§ **Given task**:
Find the lines with "this" in them and copy them out.

§ **Data extract**:

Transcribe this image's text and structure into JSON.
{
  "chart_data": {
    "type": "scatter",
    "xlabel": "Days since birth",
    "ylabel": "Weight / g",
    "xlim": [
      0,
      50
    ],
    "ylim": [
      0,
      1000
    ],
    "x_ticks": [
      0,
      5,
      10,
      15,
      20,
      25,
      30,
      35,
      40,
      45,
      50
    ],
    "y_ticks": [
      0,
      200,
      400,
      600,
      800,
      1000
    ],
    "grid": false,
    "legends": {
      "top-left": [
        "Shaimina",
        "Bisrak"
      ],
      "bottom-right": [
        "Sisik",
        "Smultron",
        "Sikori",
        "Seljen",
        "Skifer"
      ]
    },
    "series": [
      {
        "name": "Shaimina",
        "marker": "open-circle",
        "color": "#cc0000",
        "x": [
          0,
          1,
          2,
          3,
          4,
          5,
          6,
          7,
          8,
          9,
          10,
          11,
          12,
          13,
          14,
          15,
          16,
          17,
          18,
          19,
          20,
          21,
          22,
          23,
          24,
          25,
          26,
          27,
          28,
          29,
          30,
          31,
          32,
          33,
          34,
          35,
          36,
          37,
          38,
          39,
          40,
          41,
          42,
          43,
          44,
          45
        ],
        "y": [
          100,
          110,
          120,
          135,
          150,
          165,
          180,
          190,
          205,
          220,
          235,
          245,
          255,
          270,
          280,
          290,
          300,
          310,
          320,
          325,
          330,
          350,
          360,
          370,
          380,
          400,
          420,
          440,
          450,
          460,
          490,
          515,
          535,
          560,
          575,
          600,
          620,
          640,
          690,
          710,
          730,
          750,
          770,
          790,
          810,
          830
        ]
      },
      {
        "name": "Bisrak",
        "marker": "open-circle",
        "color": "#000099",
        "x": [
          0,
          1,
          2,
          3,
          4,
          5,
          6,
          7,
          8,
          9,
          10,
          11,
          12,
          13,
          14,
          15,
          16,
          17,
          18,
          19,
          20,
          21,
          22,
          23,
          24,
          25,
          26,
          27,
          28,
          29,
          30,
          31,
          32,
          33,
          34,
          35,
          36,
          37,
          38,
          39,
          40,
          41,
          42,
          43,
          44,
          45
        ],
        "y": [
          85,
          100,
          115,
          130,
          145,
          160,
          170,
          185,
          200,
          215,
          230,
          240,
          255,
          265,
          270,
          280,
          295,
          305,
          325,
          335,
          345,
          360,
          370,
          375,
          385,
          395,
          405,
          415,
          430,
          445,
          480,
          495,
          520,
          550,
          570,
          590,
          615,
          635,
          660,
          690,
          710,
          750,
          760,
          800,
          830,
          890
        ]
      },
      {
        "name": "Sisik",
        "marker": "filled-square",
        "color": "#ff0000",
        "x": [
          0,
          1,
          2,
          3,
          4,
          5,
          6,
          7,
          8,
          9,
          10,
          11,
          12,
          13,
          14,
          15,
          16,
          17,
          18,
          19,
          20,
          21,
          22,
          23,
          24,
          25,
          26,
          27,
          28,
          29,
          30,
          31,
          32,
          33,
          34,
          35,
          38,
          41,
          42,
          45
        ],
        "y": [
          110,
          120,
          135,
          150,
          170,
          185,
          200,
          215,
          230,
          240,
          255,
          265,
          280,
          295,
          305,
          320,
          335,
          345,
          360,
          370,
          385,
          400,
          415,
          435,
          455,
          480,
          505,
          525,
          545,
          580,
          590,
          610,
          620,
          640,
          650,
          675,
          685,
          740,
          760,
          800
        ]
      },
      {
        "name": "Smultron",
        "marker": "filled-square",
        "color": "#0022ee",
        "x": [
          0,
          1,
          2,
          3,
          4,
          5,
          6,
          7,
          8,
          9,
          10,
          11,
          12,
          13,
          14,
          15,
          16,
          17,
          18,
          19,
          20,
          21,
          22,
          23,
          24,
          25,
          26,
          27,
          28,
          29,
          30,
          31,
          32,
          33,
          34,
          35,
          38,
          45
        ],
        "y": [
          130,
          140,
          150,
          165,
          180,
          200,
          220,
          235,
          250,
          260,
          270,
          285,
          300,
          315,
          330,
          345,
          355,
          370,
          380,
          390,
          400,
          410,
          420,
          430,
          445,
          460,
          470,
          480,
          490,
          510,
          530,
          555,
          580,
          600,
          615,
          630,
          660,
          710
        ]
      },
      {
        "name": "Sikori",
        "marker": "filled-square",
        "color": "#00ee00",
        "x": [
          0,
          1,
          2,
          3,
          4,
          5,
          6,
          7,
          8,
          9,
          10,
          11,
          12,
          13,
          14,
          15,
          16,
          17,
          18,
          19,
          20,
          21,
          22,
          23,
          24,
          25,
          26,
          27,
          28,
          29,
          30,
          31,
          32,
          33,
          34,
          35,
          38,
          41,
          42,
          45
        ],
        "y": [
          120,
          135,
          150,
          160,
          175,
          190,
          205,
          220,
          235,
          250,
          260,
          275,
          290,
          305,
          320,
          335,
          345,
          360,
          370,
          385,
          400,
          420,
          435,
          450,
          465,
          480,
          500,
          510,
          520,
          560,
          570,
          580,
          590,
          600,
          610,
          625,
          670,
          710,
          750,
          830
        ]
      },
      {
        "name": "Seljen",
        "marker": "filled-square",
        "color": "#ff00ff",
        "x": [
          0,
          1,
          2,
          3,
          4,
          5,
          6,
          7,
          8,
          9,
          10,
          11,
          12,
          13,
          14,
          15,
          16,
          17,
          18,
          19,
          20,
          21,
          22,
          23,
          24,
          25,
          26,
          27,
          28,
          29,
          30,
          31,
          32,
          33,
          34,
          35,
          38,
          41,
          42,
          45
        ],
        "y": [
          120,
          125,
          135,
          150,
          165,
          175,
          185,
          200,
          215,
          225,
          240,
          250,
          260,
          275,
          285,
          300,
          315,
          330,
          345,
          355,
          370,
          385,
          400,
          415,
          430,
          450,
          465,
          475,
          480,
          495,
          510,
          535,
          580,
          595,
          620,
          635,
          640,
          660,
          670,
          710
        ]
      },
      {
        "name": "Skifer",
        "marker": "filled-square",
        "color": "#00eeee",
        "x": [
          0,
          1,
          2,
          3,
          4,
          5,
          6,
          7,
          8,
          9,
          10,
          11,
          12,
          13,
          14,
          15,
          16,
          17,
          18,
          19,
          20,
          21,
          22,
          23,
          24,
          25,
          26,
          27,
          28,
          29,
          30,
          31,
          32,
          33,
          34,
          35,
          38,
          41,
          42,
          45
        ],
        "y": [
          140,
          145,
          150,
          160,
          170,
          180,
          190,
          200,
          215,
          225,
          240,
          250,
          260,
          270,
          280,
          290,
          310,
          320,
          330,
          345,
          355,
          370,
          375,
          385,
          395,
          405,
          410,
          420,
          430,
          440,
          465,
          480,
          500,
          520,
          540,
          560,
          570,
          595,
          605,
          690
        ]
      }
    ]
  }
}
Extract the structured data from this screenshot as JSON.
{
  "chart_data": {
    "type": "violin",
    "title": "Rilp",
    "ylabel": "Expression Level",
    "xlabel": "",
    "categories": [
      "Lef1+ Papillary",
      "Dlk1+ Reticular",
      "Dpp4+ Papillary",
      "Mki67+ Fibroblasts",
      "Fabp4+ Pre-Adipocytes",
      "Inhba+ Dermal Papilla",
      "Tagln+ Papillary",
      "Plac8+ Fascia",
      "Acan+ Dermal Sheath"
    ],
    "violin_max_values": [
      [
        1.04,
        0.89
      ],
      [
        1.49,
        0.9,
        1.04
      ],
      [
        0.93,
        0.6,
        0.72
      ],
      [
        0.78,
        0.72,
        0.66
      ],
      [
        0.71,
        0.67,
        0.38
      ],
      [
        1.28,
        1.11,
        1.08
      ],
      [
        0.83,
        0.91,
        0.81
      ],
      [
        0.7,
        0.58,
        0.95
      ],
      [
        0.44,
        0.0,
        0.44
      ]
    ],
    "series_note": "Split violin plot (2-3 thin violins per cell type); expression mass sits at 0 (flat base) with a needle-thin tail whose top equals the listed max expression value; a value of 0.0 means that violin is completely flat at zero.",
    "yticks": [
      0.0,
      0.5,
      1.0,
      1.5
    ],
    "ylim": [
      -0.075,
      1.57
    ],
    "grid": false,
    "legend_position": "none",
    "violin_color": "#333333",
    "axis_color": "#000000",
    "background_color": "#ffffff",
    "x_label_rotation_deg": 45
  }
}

§ **Solved exercise**:
Transcribe this image's text and structure into JSON.
Extract the structured data from this screenshot as JSON.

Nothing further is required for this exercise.